Begin Supplied data

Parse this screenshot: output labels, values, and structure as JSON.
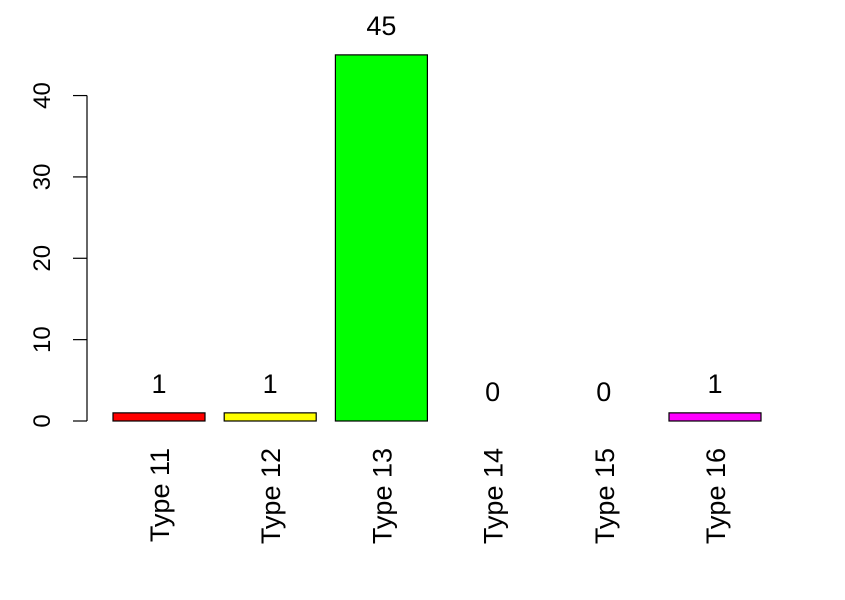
{
  "chart_data": {
    "type": "bar",
    "categories": [
      "Type 11",
      "Type 12",
      "Type 13",
      "Type 14",
      "Type 15",
      "Type 16"
    ],
    "values": [
      1,
      1,
      45,
      0,
      0,
      1
    ],
    "data_labels": [
      "1",
      "1",
      "45",
      "0",
      "0",
      "1"
    ],
    "colors": [
      "#ff0000",
      "#ffff00",
      "#00ff00",
      "#00ffff",
      "#0000ff",
      "#ff00ff"
    ],
    "title": "",
    "xlabel": "",
    "ylabel": "",
    "ylim": [
      0,
      45
    ],
    "yticks": [
      0,
      10,
      20,
      30,
      40
    ],
    "grid": false,
    "legend": "none"
  }
}
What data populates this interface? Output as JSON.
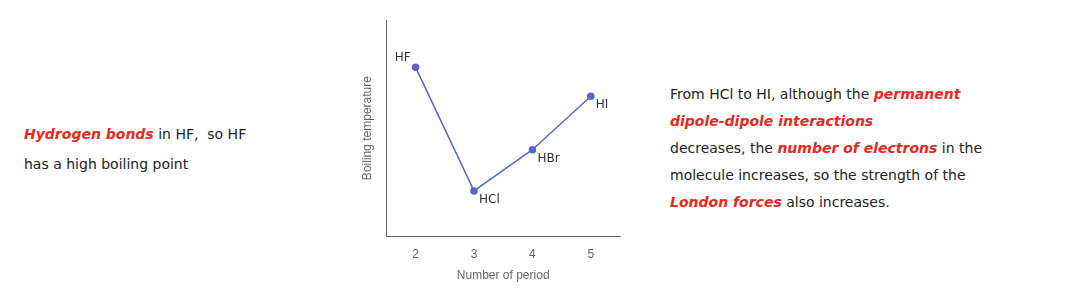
{
  "chart_data": {
    "type": "line",
    "x": [
      2,
      3,
      4,
      5
    ],
    "values": [
      0.82,
      0.22,
      0.42,
      0.68
    ],
    "point_labels": [
      "HF",
      "HCl",
      "HBr",
      "HI"
    ],
    "color": "#5566cc",
    "marker": "circle",
    "xlabel": "Number of period",
    "ylabel": "Boiling temperature",
    "xlim": [
      1.5,
      5.5
    ],
    "ylim": [
      0.0,
      1.05
    ],
    "xticks": [
      2,
      3,
      4,
      5
    ],
    "yticks": [],
    "grid": false,
    "tick_labels": "x",
    "annotations": [
      [
        [
          {
            "text": "Hydrogen bonds",
            "color": "#e8281e"
          },
          {
            "text": " in HF,  so HF"
          }
        ],
        [
          {
            "text": "has a high boiling point"
          }
        ]
      ],
      [
        [
          {
            "text": "From HCl to HI, although the "
          },
          {
            "text": "permanent",
            "color": "#e8281e"
          }
        ],
        [
          {
            "text": "dipole-dipole interactions",
            "color": "#e8281e"
          }
        ],
        [
          {
            "text": "decreases, the "
          },
          {
            "text": "number of electrons",
            "color": "#e8281e"
          },
          {
            "text": " in the"
          }
        ],
        [
          {
            "text": "molecule increases, so the strength of the"
          }
        ],
        [
          {
            "text": "London forces",
            "color": "#e8281e"
          },
          {
            "text": " also increases."
          }
        ]
      ]
    ]
  }
}
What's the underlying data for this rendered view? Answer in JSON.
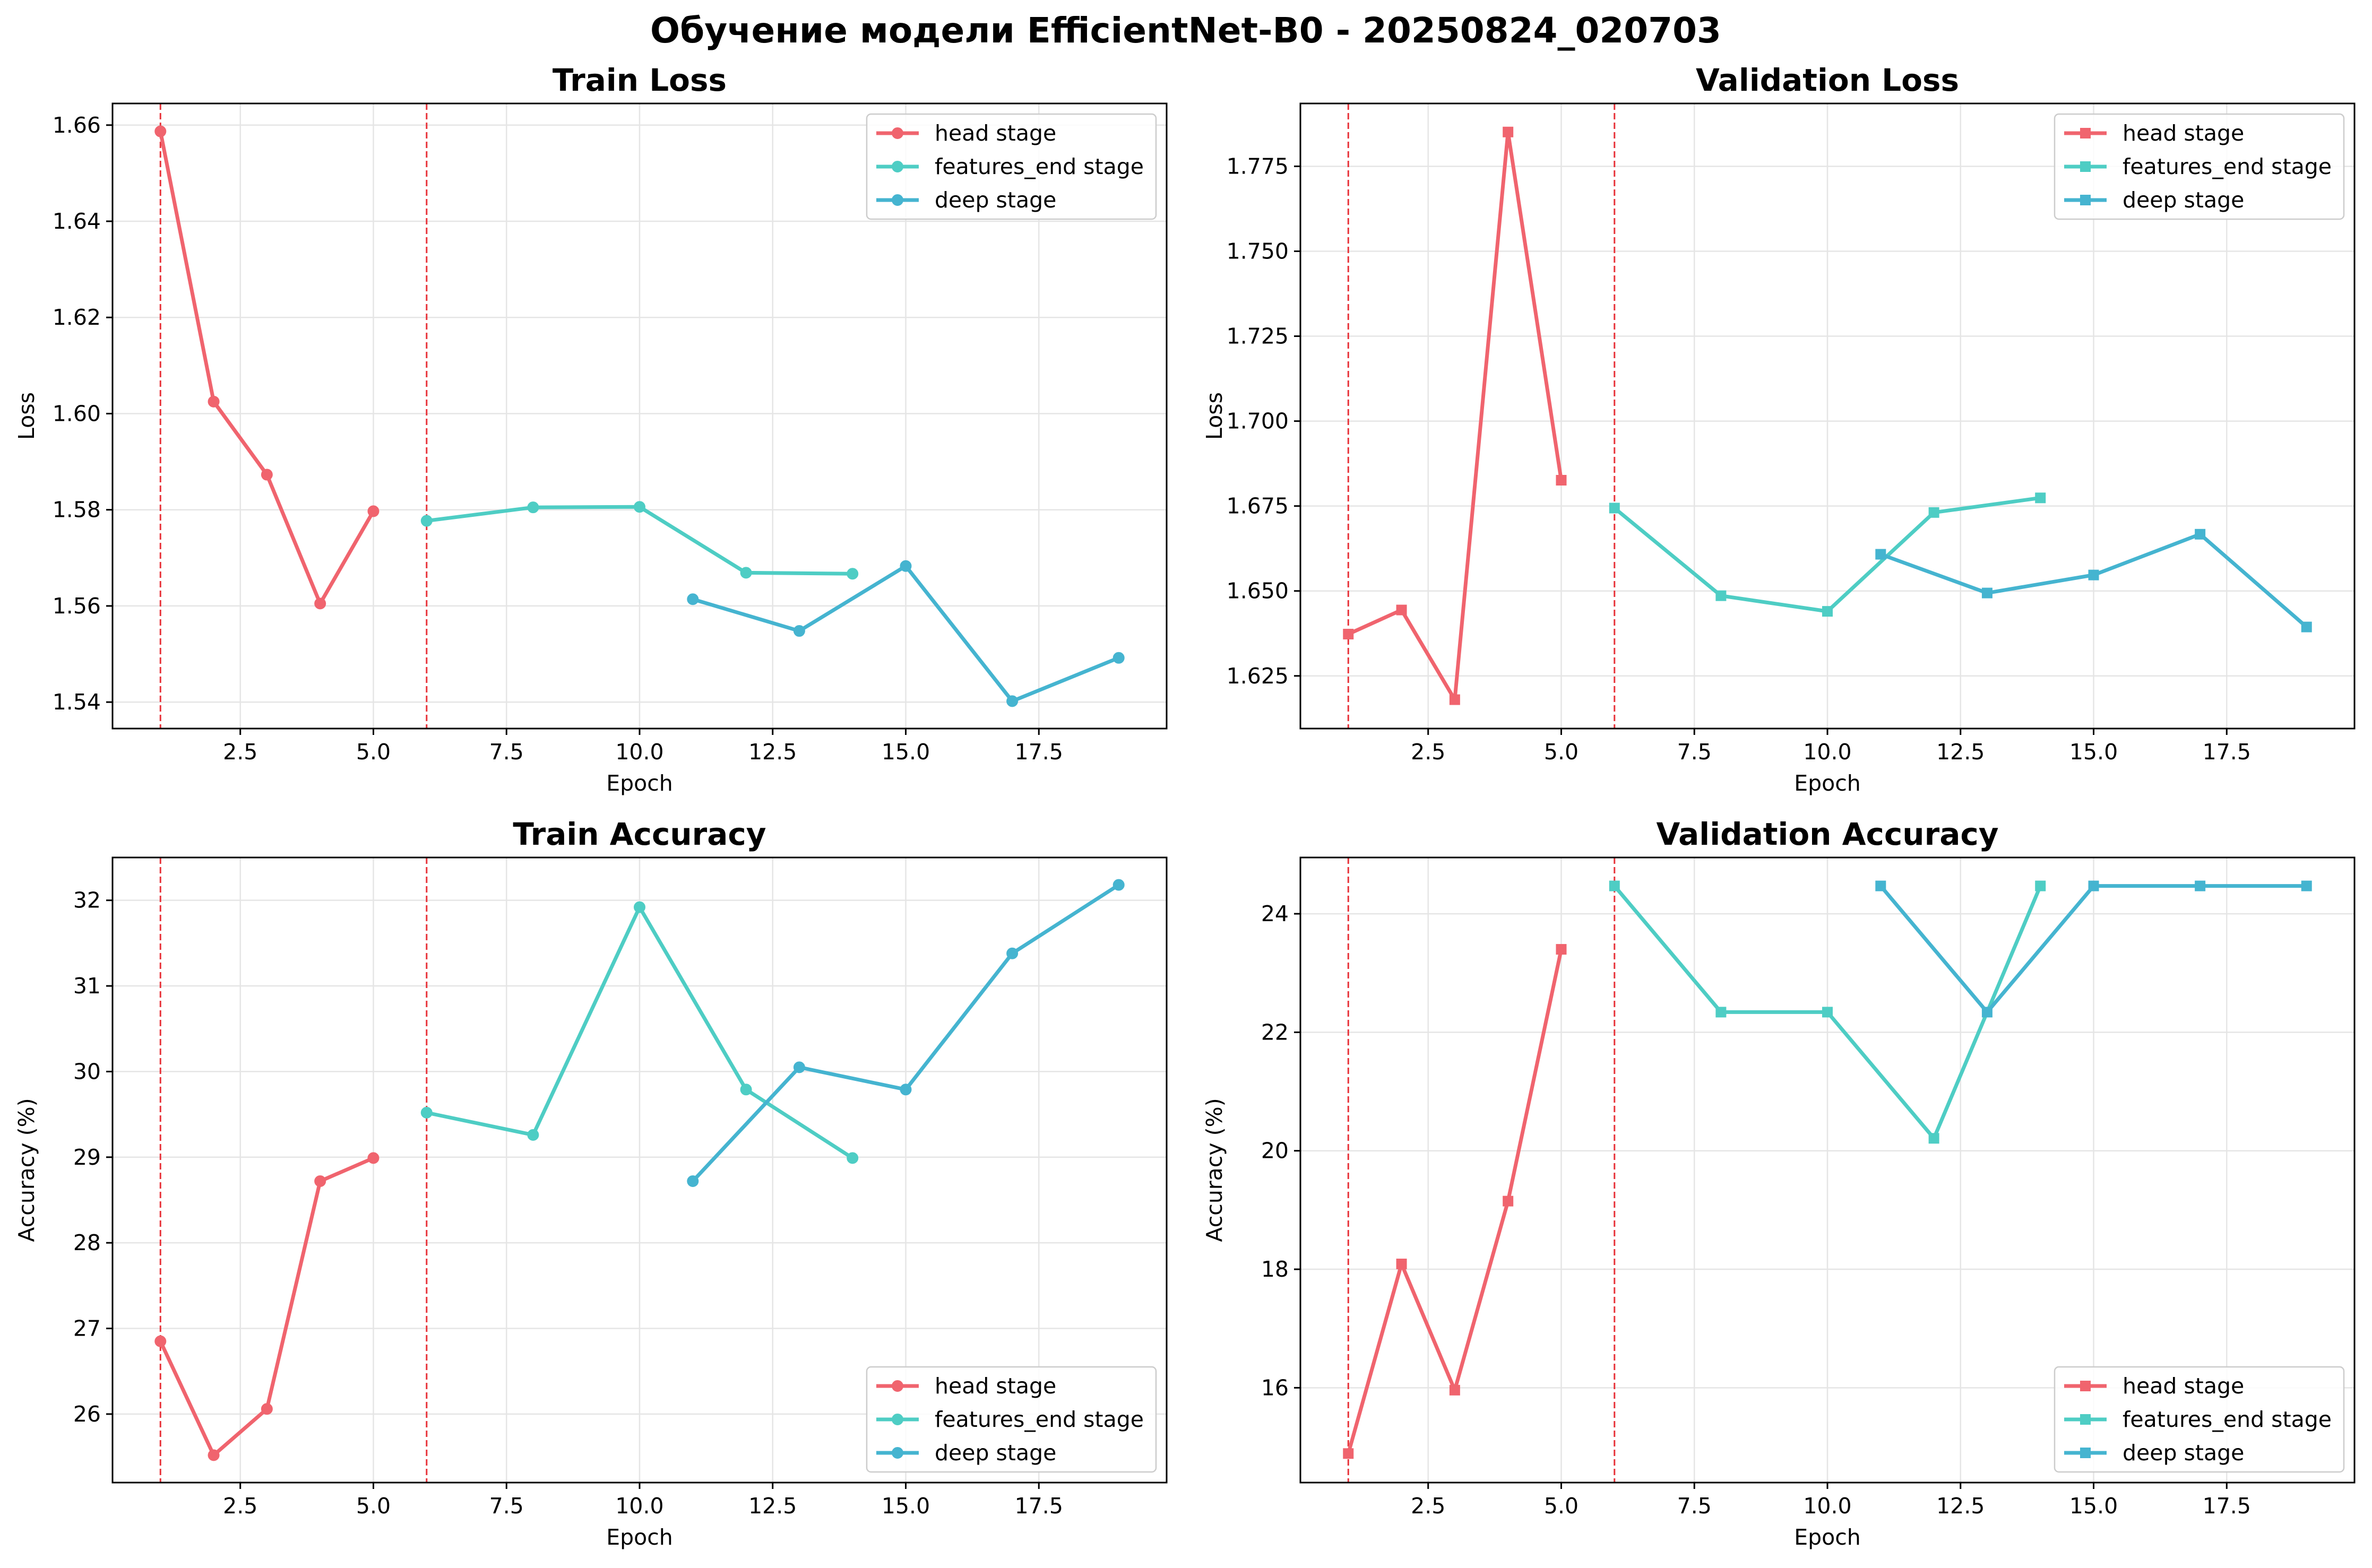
{
  "figure": {
    "title": "Обучение модели EfficientNet-B0 - 20250824_020703"
  },
  "colors": {
    "head": "#f0646e",
    "features_end": "#4ecdc4",
    "deep": "#45b4d0",
    "vline": "#e8333a",
    "grid": "#e5e5e5",
    "axes": "#000000"
  },
  "stage_boundaries": [
    1,
    6
  ],
  "chart_data": [
    {
      "id": "train_loss",
      "type": "line",
      "title": "Train Loss",
      "xlabel": "Epoch",
      "ylabel": "Loss",
      "xlim": [
        0.1,
        19.9
      ],
      "ylim": [
        1.5345,
        1.6645
      ],
      "xticks": [
        2.5,
        5.0,
        7.5,
        10.0,
        12.5,
        15.0,
        17.5
      ],
      "xtick_labels": [
        "2.5",
        "5.0",
        "7.5",
        "10.0",
        "12.5",
        "15.0",
        "17.5"
      ],
      "yticks": [
        1.54,
        1.56,
        1.58,
        1.6,
        1.62,
        1.64,
        1.66
      ],
      "ytick_labels": [
        "1.54",
        "1.56",
        "1.58",
        "1.60",
        "1.62",
        "1.64",
        "1.66"
      ],
      "marker": "circle",
      "legend": "top-right",
      "series": [
        {
          "name": "head stage",
          "color_key": "head",
          "x": [
            1,
            2,
            3,
            4,
            5
          ],
          "y": [
            1.6587,
            1.6025,
            1.5873,
            1.5605,
            1.5797
          ]
        },
        {
          "name": "features_end stage",
          "color_key": "features_end",
          "x": [
            6,
            8,
            10,
            12,
            14
          ],
          "y": [
            1.5777,
            1.5805,
            1.5806,
            1.5669,
            1.5667
          ]
        },
        {
          "name": "deep stage",
          "color_key": "deep",
          "x": [
            11,
            13,
            15,
            17,
            19
          ],
          "y": [
            1.5614,
            1.5548,
            1.5683,
            1.5402,
            1.5492
          ]
        }
      ]
    },
    {
      "id": "val_loss",
      "type": "line",
      "title": "Validation Loss",
      "xlabel": "Epoch",
      "ylabel": "Loss",
      "xlim": [
        0.1,
        19.9
      ],
      "ylim": [
        1.6095,
        1.7935
      ],
      "xticks": [
        2.5,
        5.0,
        7.5,
        10.0,
        12.5,
        15.0,
        17.5
      ],
      "xtick_labels": [
        "2.5",
        "5.0",
        "7.5",
        "10.0",
        "12.5",
        "15.0",
        "17.5"
      ],
      "yticks": [
        1.625,
        1.65,
        1.675,
        1.7,
        1.725,
        1.75,
        1.775
      ],
      "ytick_labels": [
        "1.625",
        "1.650",
        "1.675",
        "1.700",
        "1.725",
        "1.750",
        "1.775"
      ],
      "marker": "square",
      "legend": "top-right",
      "series": [
        {
          "name": "head stage",
          "color_key": "head",
          "x": [
            1,
            2,
            3,
            4,
            5
          ],
          "y": [
            1.6373,
            1.6444,
            1.618,
            1.7851,
            1.6826
          ]
        },
        {
          "name": "features_end stage",
          "color_key": "features_end",
          "x": [
            6,
            8,
            10,
            12,
            14
          ],
          "y": [
            1.6744,
            1.6486,
            1.644,
            1.6731,
            1.6774
          ]
        },
        {
          "name": "deep stage",
          "color_key": "deep",
          "x": [
            11,
            13,
            15,
            17,
            19
          ],
          "y": [
            1.6608,
            1.6494,
            1.6547,
            1.6667,
            1.6394
          ]
        }
      ]
    },
    {
      "id": "train_acc",
      "type": "line",
      "title": "Train Accuracy",
      "xlabel": "Epoch",
      "ylabel": "Accuracy (%)",
      "xlim": [
        0.1,
        19.9
      ],
      "ylim": [
        25.2,
        32.5
      ],
      "xticks": [
        2.5,
        5.0,
        7.5,
        10.0,
        12.5,
        15.0,
        17.5
      ],
      "xtick_labels": [
        "2.5",
        "5.0",
        "7.5",
        "10.0",
        "12.5",
        "15.0",
        "17.5"
      ],
      "yticks": [
        26,
        27,
        28,
        29,
        30,
        31,
        32
      ],
      "ytick_labels": [
        "26",
        "27",
        "28",
        "29",
        "30",
        "31",
        "32"
      ],
      "marker": "circle",
      "legend": "bottom-right",
      "series": [
        {
          "name": "head stage",
          "color_key": "head",
          "x": [
            1,
            2,
            3,
            4,
            5
          ],
          "y": [
            26.85,
            25.52,
            26.06,
            28.72,
            28.99
          ]
        },
        {
          "name": "features_end stage",
          "color_key": "features_end",
          "x": [
            6,
            8,
            10,
            12,
            14
          ],
          "y": [
            29.52,
            29.26,
            31.92,
            29.79,
            28.99
          ]
        },
        {
          "name": "deep stage",
          "color_key": "deep",
          "x": [
            11,
            13,
            15,
            17,
            19
          ],
          "y": [
            28.72,
            30.05,
            29.79,
            31.38,
            32.18
          ]
        }
      ]
    },
    {
      "id": "val_acc",
      "type": "line",
      "title": "Validation Accuracy",
      "xlabel": "Epoch",
      "ylabel": "Accuracy (%)",
      "xlim": [
        0.1,
        19.9
      ],
      "ylim": [
        14.4,
        24.95
      ],
      "xticks": [
        2.5,
        5.0,
        7.5,
        10.0,
        12.5,
        15.0,
        17.5
      ],
      "xtick_labels": [
        "2.5",
        "5.0",
        "7.5",
        "10.0",
        "12.5",
        "15.0",
        "17.5"
      ],
      "yticks": [
        16,
        18,
        20,
        22,
        24
      ],
      "ytick_labels": [
        "16",
        "18",
        "20",
        "22",
        "24"
      ],
      "marker": "square",
      "legend": "bottom-right",
      "series": [
        {
          "name": "head stage",
          "color_key": "head",
          "x": [
            1,
            2,
            3,
            4,
            5
          ],
          "y": [
            14.89,
            18.09,
            15.96,
            19.15,
            23.4
          ]
        },
        {
          "name": "features_end stage",
          "color_key": "features_end",
          "x": [
            6,
            8,
            10,
            12,
            14
          ],
          "y": [
            24.47,
            22.34,
            22.34,
            20.21,
            24.47
          ]
        },
        {
          "name": "deep stage",
          "color_key": "deep",
          "x": [
            11,
            13,
            15,
            17,
            19
          ],
          "y": [
            24.47,
            22.34,
            24.47,
            24.47,
            24.47
          ]
        }
      ]
    }
  ]
}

End Supplied data

### What is asked
Some lines of the data above may hold the word "Accuracy"; report how many do, and nothing else.

### Solution to this exercise
4